▶ _GIVEN EXERCISE_
Copy every line of the entries that includes the word "text".

▶ _DATA SUPPLIED_
++++++++

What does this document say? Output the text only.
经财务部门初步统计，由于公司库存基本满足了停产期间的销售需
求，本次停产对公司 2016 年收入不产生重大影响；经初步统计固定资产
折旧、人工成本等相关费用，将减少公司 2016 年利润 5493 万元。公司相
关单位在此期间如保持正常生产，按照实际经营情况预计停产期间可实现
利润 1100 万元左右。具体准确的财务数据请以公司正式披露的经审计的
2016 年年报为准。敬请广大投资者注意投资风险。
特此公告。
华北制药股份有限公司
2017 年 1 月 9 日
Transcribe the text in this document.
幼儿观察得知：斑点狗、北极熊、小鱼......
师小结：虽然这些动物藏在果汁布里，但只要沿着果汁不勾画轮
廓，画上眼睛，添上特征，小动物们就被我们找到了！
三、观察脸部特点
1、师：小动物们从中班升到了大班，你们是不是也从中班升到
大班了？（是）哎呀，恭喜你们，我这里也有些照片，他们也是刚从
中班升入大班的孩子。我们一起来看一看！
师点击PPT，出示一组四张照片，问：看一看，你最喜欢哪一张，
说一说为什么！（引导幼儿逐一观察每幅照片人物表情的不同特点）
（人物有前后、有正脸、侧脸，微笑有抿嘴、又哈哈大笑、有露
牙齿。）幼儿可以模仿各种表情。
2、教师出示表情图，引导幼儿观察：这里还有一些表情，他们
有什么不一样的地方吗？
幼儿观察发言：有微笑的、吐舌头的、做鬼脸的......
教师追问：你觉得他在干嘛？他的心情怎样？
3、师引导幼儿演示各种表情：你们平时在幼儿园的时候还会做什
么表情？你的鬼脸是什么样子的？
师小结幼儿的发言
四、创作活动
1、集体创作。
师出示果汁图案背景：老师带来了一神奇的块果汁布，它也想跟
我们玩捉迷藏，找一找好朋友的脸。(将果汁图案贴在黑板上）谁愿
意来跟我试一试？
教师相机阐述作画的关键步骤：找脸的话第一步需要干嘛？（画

++++++++

▶ _THE RESPONSE_
What does this document say? Output the text only.
Transcribe the text in this document.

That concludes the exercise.